Records from a data collection
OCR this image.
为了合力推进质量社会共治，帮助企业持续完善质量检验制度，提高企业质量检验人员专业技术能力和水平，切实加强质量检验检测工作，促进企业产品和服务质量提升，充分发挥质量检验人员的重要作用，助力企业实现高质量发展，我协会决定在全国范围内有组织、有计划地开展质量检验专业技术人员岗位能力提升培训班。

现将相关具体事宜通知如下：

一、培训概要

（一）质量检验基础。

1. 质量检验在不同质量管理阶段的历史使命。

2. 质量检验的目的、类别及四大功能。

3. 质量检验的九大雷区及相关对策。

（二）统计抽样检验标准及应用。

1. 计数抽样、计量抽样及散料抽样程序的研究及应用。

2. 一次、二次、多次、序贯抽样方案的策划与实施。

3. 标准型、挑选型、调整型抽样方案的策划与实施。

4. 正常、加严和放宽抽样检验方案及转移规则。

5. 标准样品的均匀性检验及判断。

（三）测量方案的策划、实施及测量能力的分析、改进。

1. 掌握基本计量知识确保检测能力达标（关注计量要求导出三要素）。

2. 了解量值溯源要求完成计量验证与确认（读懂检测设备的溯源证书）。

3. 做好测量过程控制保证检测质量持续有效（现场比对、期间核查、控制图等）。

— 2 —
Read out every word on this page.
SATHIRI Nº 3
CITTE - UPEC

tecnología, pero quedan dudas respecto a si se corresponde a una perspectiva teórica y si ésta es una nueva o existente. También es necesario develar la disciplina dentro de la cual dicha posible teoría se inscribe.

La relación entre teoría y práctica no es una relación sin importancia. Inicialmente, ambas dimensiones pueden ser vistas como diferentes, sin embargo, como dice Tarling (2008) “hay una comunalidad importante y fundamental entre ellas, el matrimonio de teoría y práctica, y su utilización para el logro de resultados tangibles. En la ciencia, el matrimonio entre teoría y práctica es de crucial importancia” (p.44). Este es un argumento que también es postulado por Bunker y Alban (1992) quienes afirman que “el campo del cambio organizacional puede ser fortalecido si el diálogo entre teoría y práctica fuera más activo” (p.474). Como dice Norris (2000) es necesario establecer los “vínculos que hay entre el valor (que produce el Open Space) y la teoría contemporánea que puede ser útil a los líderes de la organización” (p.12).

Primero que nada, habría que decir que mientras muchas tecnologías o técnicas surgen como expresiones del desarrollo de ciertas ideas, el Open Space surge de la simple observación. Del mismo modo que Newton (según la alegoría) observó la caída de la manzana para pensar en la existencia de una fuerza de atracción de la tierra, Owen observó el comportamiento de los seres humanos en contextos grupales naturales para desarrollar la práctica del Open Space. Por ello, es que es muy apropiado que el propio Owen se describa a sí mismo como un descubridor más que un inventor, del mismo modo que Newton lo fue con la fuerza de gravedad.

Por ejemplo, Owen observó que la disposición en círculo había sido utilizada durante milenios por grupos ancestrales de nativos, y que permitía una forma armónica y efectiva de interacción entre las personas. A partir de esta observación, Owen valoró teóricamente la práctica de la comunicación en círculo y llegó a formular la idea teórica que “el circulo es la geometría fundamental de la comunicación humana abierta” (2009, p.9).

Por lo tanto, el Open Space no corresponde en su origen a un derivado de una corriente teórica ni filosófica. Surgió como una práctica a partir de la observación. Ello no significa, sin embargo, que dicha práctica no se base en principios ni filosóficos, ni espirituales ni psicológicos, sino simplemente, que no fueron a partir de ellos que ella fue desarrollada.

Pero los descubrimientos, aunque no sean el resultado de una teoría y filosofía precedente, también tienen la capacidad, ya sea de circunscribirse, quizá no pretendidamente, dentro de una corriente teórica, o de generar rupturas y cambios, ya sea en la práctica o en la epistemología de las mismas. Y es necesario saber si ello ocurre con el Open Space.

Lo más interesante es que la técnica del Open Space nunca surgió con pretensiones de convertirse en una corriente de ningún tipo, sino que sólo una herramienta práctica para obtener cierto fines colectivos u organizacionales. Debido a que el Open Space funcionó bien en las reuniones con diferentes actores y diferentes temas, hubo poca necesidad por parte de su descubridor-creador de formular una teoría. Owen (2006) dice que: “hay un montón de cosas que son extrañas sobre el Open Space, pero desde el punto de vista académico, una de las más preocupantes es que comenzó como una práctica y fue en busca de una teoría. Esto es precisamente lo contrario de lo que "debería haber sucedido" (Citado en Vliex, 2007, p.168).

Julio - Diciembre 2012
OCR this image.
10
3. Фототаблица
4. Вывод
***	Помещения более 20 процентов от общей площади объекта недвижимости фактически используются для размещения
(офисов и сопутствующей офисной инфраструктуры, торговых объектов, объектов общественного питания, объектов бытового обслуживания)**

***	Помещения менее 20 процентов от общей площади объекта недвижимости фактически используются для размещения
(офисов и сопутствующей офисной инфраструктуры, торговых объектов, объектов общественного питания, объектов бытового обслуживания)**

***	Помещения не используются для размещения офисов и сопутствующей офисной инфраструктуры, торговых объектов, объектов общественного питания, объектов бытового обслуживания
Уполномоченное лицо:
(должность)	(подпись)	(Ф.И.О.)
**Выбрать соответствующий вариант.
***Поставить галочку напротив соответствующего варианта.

Work instructions: Repeat each record exactly. Omit nothing.

Completed task:
OCR this image.
为了合力推进质量社会共治，帮助企业持续完善质量检验制度，提高企业质量检验人员专业技术能力和水平，切实加强质量检验检测工作，促进企业产品和服务质量提升，充分发挥质量检验人员的重要作用，助力企业实现高质量发展，我协会决定在全国范围内有组织、有计划地开展质量检验专业技术人员岗位能力提升培训班。

现将相关具体事宜通知如下：

一、培训概要

（一）质量检验基础。

1. 质量检验在不同质量管理阶段的历史使命。

2. 质量检验的目的、类别及四大功能。

3. 质量检验的九大雷区及相关对策。

（二）统计抽样检验标准及应用。

1. 计数抽样、计量抽样及散料抽样程序的研究及应用。

2. 一次、二次、多次、序贯抽样方案的策划与实施。

3. 标准型、挑选型、调整型抽样方案的策划与实施。

4. 正常、加严和放宽抽样检验方案及转移规则。

5. 标准样品的均匀性检验及判断。

（三）测量方案的策划、实施及测量能力的分析、改进。

1. 掌握基本计量知识确保检测能力达标（关注计量要求导出三要素）。

2. 了解量值溯源要求完成计量验证与确认（读懂检测设备的溯源证书）。

3. 做好测量过程控制保证检测质量持续有效（现场比对、期间核查、控制图等）。

— 2 —
Read out every word on this page.
SATHIRI Nº 3
CITTE - UPEC

tecnología, pero quedan dudas respecto a si se corresponde a una perspectiva teórica y si ésta es una nueva o existente. También es necesario develar la disciplina dentro de la cual dicha posible teoría se inscribe.

La relación entre teoría y práctica no es una relación sin importancia. Inicialmente, ambas dimensiones pueden ser vistas como diferentes, sin embargo, como dice Tarling (2008) “hay una comunalidad importante y fundamental entre ellas, el matrimonio de teoría y práctica, y su utilización para el logro de resultados tangibles. En la ciencia, el matrimonio entre teoría y práctica es de crucial importancia” (p.44). Este es un argumento que también es postulado por Bunker y Alban (1992) quienes afirman que “el campo del cambio organizacional puede ser fortalecido si el diálogo entre teoría y práctica fuera más activo” (p.474). Como dice Norris (2000) es necesario establecer los “vínculos que hay entre el valor (que produce el Open Space) y la teoría contemporánea que puede ser útil a los líderes de la organización” (p.12).

Primero que nada, habría que decir que mientras muchas tecnologías o técnicas surgen como expresiones del desarrollo de ciertas ideas, el Open Space surge de la simple observación. Del mismo modo que Newton (según la alegoría) observó la caída de la manzana para pensar en la existencia de una fuerza de atracción de la tierra, Owen observó el comportamiento de los seres humanos en contextos grupales naturales para desarrollar la práctica del Open Space. Por ello, es que es muy apropiado que el propio Owen se describa a sí mismo como un descubridor más que un inventor, del mismo modo que Newton lo fue con la fuerza de gravedad.

Por ejemplo, Owen observó que la disposición en círculo había sido utilizada durante milenios por grupos ancestrales de nativos, y que permitía una forma armónica y efectiva de interacción entre las personas. A partir de esta observación, Owen valoró teóricamente la práctica de la comunicación en círculo y llegó a formular la idea teórica que “el circulo es la geometría fundamental de la comunicación humana abierta” (2009, p.9).

Por lo tanto, el Open Space no corresponde en su origen a un derivado de una corriente teórica ni filosófica. Surgió como una práctica a partir de la observación. Ello no significa, sin embargo, que dicha práctica no se base en principios ni filosóficos, ni espirituales ni psicológicos, sino simplemente, que no fueron a partir de ellos que ella fue desarrollada.

Pero los descubrimientos, aunque no sean el resultado de una teoría y filosofía precedente, también tienen la capacidad, ya sea de circunscribirse, quizá no pretendidamente, dentro de una corriente teórica, o de generar rupturas y cambios, ya sea en la práctica o en la epistemología de las mismas. Y es necesario saber si ello ocurre con el Open Space.

Lo más interesante es que la técnica del Open Space nunca surgió con pretensiones de convertirse en una corriente de ningún tipo, sino que sólo una herramienta práctica para obtener cierto fines colectivos u organizacionales. Debido a que el Open Space funcionó bien en las reuniones con diferentes actores y diferentes temas, hubo poca necesidad por parte de su descubridor-creador de formular una teoría. Owen (2006) dice que: “hay un montón de cosas que son extrañas sobre el Open Space, pero desde el punto de vista académico, una de las más preocupantes es que comenzó como una práctica y fue en busca de una teoría. Esto es precisamente lo contrario de lo que "debería haber sucedido" (Citado en Vliex, 2007, p.168).

Julio - Diciembre 2012
OCR this image.
10
3. Фототаблица
4. Вывод
***	Помещения более 20 процентов от общей площади объекта недвижимости фактически используются для размещения
(офисов и сопутствующей офисной инфраструктуры, торговых объектов, объектов общественного питания, объектов бытового обслуживания)**

***	Помещения менее 20 процентов от общей площади объекта недвижимости фактически используются для размещения
(офисов и сопутствующей офисной инфраструктуры, торговых объектов, объектов общественного питания, объектов бытового обслуживания)**

***	Помещения не используются для размещения офисов и сопутствующей офисной инфраструктуры, торговых объектов, объектов общественного питания, объектов бытового обслуживания
Уполномоченное лицо:
(должность)	(подпись)	(Ф.И.О.)
**Выбрать соответствующий вариант.
***Поставить галочку напротив соответствующего варианта.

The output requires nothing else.